- Short problem -
Set each record down exactly, excluding all images.

★ ★ ★ ★ ★ ★ ★

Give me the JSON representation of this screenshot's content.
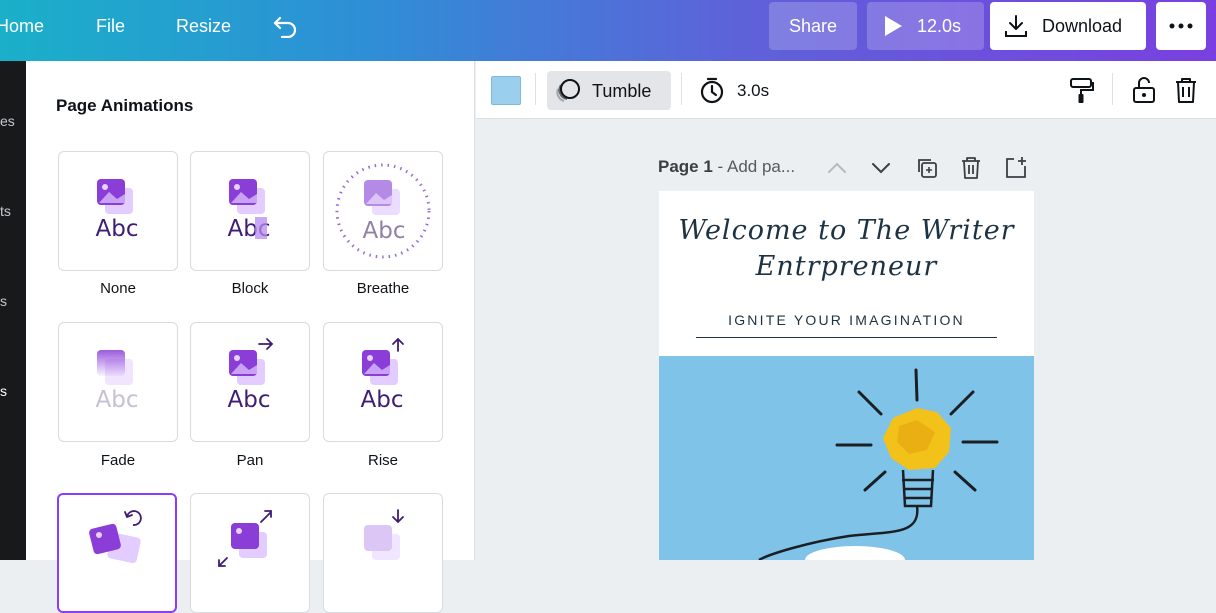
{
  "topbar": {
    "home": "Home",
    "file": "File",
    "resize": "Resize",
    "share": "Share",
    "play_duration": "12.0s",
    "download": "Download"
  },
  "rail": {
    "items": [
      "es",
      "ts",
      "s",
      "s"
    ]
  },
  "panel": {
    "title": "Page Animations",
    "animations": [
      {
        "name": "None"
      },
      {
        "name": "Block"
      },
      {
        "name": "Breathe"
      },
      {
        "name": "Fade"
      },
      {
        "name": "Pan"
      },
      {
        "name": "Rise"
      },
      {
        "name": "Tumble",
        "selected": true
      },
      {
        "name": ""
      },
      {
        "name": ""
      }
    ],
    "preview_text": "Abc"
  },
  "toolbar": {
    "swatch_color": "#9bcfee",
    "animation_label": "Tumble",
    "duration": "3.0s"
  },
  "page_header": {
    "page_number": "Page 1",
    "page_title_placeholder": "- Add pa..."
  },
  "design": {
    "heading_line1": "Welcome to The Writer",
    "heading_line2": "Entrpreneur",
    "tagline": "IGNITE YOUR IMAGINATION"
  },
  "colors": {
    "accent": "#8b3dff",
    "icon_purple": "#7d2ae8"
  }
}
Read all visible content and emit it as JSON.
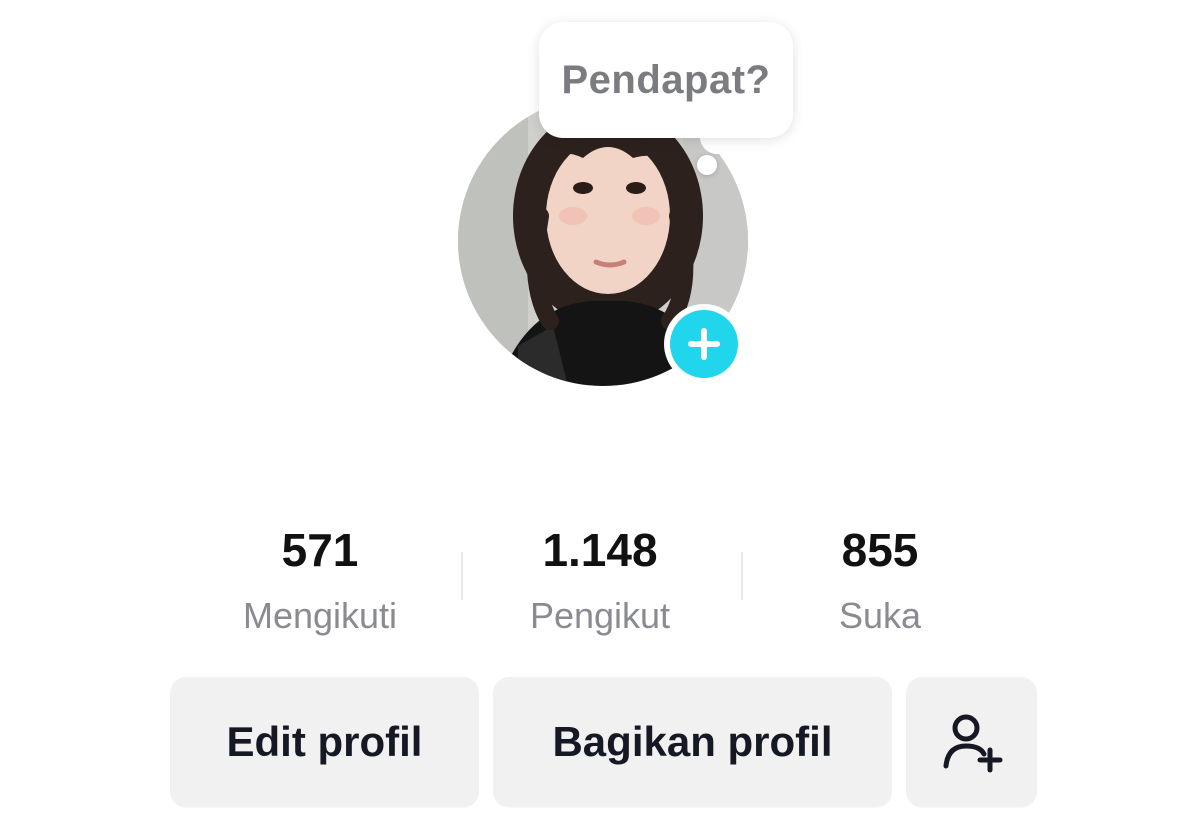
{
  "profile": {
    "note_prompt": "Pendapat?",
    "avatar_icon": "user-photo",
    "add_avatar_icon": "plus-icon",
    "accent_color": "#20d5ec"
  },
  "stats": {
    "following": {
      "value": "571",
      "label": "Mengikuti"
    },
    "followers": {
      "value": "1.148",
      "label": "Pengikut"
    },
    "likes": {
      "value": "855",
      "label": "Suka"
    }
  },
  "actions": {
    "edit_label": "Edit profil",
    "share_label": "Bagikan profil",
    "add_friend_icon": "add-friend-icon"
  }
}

★ ★ ★ ★ ★ ★ ★

- Expected answer -
Give me the JSON representation of this screenshot's content.
{
  "topbar": {
    "home": "Home",
    "file": "File",
    "resize": "Resize",
    "share": "Share",
    "play_duration": "12.0s",
    "download": "Download"
  },
  "rail": {
    "items": [
      "es",
      "ts",
      "s",
      "s"
    ]
  },
  "panel": {
    "title": "Page Animations",
    "animations": [
      {
        "name": "None"
      },
      {
        "name": "Block"
      },
      {
        "name": "Breathe"
      },
      {
        "name": "Fade"
      },
      {
        "name": "Pan"
      },
      {
        "name": "Rise"
      },
      {
        "name": "Tumble",
        "selected": true
      },
      {
        "name": ""
      },
      {
        "name": ""
      }
    ],
    "preview_text": "Abc"
  },
  "toolbar": {
    "swatch_color": "#9bcfee",
    "animation_label": "Tumble",
    "duration": "3.0s"
  },
  "page_header": {
    "page_number": "Page 1",
    "page_title_placeholder": "- Add pa..."
  },
  "design": {
    "heading_line1": "Welcome to The Writer",
    "heading_line2": "Entrpreneur",
    "tagline": "IGNITE YOUR IMAGINATION"
  },
  "colors": {
    "accent": "#8b3dff",
    "icon_purple": "#7d2ae8"
  }
}
Read all visible content and emit it as JSON.
{
  "profile": {
    "note_prompt": "Pendapat?",
    "avatar_icon": "user-photo",
    "add_avatar_icon": "plus-icon",
    "accent_color": "#20d5ec"
  },
  "stats": {
    "following": {
      "value": "571",
      "label": "Mengikuti"
    },
    "followers": {
      "value": "1.148",
      "label": "Pengikut"
    },
    "likes": {
      "value": "855",
      "label": "Suka"
    }
  },
  "actions": {
    "edit_label": "Edit profil",
    "share_label": "Bagikan profil",
    "add_friend_icon": "add-friend-icon"
  }
}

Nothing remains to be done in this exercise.